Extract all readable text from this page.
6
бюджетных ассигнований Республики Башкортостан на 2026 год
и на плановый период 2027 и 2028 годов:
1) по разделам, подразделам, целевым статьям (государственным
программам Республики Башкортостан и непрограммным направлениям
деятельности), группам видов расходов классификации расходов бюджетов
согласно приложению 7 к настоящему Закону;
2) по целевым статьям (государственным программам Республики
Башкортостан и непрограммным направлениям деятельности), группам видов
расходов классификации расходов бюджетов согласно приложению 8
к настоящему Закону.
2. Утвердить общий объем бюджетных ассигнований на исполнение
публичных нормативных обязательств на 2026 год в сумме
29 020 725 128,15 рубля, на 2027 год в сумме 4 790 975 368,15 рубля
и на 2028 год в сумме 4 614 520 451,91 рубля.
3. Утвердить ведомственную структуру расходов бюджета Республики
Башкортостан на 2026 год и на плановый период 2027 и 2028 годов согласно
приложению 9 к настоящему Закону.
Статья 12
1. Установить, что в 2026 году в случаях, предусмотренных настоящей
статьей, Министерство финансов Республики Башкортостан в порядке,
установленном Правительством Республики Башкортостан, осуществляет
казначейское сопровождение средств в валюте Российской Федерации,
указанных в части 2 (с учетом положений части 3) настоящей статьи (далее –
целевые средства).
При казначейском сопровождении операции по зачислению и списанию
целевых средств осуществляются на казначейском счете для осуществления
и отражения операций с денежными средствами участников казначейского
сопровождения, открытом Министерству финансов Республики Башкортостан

=======

**STATED PROBLEM**
All of the data needs to be reproduced exactly, with no line missing.

**THE ANSWER**
Extract all readable text from this page.
6
бюджетных ассигнований Республики Башкортостан на 2026 год
и на плановый период 2027 и 2028 годов:
1) по разделам, подразделам, целевым статьям (государственным
программам Республики Башкортостан и непрограммным направлениям
деятельности), группам видов расходов классификации расходов бюджетов
согласно приложению 7 к настоящему Закону;
2) по целевым статьям (государственным программам Республики
Башкортостан и непрограммным направлениям деятельности), группам видов
расходов классификации расходов бюджетов согласно приложению 8
к настоящему Закону.
2. Утвердить общий объем бюджетных ассигнований на исполнение
публичных нормативных обязательств на 2026 год в сумме
29 020 725 128,15 рубля, на 2027 год в сумме 4 790 975 368,15 рубля
и на 2028 год в сумме 4 614 520 451,91 рубля.
3. Утвердить ведомственную структуру расходов бюджета Республики
Башкортостан на 2026 год и на плановый период 2027 и 2028 годов согласно
приложению 9 к настоящему Закону.
Статья 12
1. Установить, что в 2026 году в случаях, предусмотренных настоящей
статьей, Министерство финансов Республики Башкортостан в порядке,
установленном Правительством Республики Башкортостан, осуществляет
казначейское сопровождение средств в валюте Российской Федерации,
указанных в части 2 (с учетом положений части 3) настоящей статьи (далее –
целевые средства).
При казначейском сопровождении операции по зачислению и списанию
целевых средств осуществляются на казначейском счете для осуществления
и отражения операций с денежными средствами участников казначейского
сопровождения, открытом Министерству финансов Республики Башкортостан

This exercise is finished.